### Your objective
Say only how many lines contain the word "JSON".

(Structured figure records)
------------------------------------------------------------------------

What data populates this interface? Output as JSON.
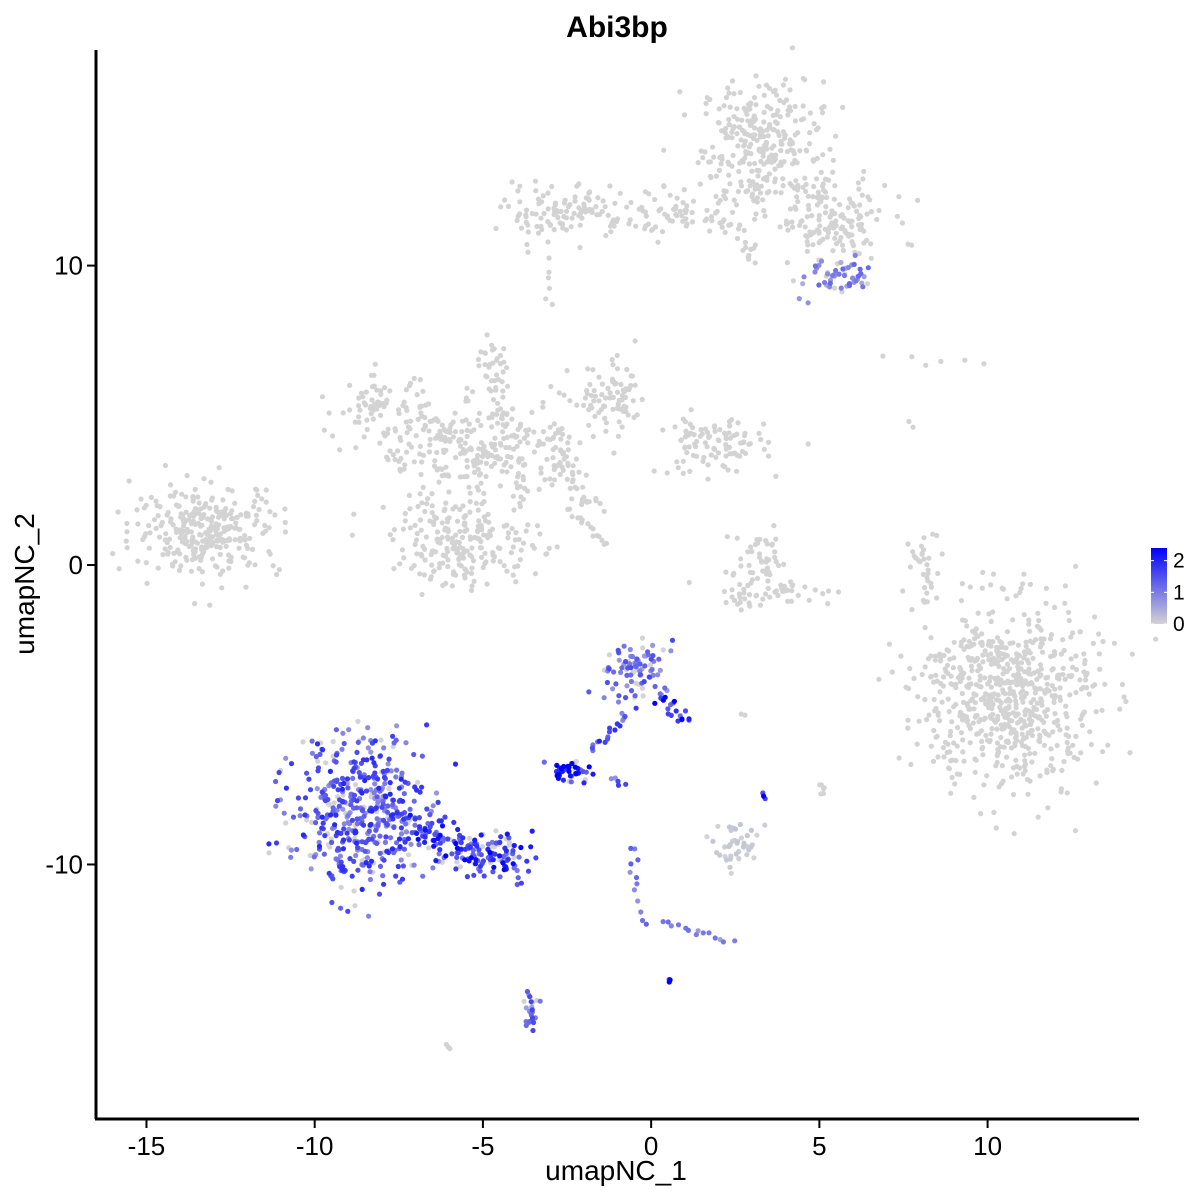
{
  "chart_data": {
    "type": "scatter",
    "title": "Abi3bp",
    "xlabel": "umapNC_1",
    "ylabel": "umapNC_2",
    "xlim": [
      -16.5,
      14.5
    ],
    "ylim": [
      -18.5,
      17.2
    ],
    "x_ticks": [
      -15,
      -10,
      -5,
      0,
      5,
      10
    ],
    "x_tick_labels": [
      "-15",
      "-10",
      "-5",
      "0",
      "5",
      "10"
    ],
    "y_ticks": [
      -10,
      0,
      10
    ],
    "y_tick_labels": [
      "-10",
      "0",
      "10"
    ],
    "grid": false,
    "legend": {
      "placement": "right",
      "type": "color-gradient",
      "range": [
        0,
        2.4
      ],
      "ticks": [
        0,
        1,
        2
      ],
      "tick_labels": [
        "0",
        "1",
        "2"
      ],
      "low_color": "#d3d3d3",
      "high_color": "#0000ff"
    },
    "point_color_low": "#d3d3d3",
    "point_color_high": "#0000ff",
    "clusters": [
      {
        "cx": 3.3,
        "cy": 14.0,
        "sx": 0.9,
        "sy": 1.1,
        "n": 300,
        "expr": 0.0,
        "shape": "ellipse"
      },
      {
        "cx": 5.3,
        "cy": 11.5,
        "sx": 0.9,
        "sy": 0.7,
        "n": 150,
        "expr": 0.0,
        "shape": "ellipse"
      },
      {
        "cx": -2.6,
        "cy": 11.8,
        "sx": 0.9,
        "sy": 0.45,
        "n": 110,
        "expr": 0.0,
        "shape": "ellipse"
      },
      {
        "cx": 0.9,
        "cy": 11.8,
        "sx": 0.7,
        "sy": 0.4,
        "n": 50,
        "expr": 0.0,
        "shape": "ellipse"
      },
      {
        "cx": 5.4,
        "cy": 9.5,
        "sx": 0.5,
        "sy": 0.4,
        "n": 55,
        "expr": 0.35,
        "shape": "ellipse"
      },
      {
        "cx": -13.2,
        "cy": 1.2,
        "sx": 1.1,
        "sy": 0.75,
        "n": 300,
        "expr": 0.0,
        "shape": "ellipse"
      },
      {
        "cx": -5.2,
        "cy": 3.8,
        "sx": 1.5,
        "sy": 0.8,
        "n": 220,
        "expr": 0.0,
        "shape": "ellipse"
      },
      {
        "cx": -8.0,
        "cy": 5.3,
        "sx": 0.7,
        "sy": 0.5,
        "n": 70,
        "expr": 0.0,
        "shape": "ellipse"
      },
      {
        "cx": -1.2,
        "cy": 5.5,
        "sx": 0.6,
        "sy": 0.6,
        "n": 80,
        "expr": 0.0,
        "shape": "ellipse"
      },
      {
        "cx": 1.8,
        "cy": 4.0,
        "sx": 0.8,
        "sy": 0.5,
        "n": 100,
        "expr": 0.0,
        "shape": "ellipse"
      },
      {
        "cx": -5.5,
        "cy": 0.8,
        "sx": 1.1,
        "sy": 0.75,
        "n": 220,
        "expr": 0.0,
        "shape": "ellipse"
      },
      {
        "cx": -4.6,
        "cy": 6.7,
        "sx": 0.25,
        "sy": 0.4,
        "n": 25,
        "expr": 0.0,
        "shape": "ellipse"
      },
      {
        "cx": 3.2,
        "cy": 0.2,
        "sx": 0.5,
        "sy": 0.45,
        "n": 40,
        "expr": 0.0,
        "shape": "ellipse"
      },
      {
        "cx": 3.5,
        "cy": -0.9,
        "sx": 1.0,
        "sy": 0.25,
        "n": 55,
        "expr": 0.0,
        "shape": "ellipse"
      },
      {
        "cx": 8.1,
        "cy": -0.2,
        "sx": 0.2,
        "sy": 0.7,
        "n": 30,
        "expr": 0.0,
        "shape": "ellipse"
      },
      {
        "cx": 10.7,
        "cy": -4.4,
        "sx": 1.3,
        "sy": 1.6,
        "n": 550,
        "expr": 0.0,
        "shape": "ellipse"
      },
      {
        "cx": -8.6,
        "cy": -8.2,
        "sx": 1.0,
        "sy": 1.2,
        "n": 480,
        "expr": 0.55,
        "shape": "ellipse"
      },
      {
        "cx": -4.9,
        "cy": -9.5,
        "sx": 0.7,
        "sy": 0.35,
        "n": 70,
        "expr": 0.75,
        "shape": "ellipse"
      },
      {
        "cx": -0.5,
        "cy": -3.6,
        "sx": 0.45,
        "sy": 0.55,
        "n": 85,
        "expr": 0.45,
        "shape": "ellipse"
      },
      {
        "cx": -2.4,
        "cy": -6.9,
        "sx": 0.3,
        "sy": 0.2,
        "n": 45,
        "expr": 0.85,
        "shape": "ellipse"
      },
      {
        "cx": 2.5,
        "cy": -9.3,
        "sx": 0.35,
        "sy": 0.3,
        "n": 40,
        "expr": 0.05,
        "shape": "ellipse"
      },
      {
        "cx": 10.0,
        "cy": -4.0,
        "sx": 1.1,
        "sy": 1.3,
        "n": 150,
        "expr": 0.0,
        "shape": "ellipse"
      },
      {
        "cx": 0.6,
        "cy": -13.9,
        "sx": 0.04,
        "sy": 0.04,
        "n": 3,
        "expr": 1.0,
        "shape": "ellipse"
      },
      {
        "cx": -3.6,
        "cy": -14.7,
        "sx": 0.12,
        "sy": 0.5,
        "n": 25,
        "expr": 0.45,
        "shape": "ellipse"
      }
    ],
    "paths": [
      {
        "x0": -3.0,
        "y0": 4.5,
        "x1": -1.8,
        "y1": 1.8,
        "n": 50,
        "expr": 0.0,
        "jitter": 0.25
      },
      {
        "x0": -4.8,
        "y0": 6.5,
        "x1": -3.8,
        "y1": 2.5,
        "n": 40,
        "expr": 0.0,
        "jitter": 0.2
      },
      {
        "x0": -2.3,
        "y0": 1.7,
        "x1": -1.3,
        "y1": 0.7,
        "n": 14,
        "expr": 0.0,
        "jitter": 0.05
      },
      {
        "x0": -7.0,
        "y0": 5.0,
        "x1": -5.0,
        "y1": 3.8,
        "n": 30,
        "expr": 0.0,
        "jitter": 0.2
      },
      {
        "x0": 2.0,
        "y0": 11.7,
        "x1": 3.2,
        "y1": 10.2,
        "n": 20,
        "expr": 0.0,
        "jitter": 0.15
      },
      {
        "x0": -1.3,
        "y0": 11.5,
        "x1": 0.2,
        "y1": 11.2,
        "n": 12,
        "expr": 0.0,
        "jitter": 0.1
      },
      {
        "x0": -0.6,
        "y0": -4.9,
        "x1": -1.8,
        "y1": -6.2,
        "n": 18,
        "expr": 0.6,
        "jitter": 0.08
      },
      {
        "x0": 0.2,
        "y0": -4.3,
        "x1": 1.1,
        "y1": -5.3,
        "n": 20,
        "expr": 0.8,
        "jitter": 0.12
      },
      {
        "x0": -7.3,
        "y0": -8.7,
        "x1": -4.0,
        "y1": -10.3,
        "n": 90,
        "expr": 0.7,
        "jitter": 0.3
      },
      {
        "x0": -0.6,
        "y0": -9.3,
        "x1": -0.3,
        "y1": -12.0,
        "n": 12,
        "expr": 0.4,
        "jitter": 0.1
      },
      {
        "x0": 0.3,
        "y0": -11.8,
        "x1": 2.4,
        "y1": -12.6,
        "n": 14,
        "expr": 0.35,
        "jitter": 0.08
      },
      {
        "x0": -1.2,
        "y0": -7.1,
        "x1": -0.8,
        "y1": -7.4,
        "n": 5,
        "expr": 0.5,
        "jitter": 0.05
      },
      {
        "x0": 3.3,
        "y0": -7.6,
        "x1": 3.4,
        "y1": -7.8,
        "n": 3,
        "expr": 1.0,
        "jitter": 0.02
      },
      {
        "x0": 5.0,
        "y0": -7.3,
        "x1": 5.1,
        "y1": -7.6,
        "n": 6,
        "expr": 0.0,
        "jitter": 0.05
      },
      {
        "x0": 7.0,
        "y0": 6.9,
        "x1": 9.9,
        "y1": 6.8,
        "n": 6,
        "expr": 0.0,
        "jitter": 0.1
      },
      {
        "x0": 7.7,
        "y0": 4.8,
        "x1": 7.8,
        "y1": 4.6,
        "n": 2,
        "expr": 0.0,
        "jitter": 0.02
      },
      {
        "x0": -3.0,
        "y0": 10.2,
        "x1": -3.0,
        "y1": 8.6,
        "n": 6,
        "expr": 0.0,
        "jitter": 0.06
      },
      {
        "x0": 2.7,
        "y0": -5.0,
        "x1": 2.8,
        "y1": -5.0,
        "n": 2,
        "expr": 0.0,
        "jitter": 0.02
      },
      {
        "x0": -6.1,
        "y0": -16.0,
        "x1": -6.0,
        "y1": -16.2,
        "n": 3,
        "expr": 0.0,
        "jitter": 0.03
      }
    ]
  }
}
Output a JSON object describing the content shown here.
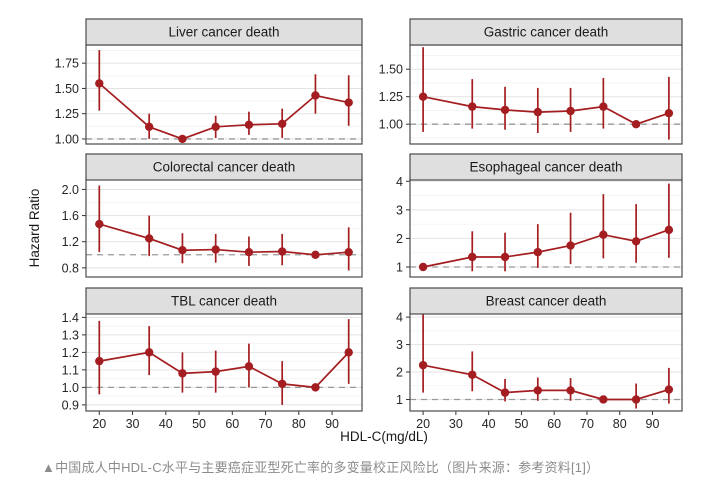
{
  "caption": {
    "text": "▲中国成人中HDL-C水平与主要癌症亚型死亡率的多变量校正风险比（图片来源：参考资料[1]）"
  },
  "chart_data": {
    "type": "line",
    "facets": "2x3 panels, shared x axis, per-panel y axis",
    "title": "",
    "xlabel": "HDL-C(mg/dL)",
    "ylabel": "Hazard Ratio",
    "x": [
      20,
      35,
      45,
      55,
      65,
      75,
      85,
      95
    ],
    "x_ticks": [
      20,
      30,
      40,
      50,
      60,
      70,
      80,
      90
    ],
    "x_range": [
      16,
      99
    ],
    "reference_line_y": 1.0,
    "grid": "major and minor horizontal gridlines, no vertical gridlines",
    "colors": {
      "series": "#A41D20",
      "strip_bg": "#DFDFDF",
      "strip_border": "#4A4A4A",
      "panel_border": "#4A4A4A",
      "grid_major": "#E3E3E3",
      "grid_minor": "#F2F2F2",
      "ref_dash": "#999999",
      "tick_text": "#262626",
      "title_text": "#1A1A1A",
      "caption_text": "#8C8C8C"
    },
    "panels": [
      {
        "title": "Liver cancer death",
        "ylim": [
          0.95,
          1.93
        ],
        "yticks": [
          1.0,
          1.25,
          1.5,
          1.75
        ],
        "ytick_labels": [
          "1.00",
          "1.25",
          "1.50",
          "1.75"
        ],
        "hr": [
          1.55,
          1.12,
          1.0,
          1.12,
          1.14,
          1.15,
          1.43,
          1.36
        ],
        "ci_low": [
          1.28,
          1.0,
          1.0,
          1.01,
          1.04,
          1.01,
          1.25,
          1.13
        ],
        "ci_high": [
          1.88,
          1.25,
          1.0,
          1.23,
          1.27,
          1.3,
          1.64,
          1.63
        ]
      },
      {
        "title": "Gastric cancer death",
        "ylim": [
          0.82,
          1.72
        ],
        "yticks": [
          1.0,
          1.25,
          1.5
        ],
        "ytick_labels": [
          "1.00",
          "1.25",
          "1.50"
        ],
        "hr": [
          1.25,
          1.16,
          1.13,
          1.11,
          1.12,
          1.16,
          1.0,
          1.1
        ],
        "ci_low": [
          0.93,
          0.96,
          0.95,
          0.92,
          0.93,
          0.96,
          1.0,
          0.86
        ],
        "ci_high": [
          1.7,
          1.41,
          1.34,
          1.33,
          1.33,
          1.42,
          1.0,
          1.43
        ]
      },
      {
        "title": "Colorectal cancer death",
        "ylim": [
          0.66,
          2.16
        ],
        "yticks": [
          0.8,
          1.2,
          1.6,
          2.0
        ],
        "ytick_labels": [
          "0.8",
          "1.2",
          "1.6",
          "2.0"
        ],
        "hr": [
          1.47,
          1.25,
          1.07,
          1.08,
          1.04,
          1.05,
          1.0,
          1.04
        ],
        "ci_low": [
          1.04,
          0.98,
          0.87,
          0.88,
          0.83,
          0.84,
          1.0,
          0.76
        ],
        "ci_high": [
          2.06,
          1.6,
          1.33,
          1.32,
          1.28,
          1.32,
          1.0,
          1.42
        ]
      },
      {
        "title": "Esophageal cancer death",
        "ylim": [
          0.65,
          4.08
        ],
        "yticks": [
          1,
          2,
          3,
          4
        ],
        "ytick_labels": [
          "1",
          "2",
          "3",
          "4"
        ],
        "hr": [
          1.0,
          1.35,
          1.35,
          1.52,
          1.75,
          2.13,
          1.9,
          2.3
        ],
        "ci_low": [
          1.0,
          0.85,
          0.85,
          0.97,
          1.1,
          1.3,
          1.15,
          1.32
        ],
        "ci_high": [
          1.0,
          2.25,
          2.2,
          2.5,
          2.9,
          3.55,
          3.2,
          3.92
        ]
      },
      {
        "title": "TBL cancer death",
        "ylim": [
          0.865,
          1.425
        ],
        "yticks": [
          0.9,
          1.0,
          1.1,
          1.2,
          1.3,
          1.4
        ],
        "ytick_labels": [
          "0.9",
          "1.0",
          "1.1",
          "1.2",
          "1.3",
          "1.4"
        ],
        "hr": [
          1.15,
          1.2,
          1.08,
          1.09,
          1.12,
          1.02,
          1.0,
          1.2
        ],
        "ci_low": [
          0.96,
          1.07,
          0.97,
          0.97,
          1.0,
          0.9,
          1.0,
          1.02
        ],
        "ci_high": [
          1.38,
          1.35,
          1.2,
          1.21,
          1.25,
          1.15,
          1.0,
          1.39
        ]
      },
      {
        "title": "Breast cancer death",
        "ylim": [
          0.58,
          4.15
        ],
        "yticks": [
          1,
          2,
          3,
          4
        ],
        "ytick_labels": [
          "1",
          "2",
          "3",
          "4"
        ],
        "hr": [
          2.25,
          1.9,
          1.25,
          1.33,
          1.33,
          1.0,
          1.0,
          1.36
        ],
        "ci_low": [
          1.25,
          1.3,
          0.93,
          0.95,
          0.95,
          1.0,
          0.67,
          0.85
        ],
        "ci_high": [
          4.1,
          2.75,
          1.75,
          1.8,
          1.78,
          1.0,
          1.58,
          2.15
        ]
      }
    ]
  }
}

------------------------------------------------------------------------

### Answer to the exercise
2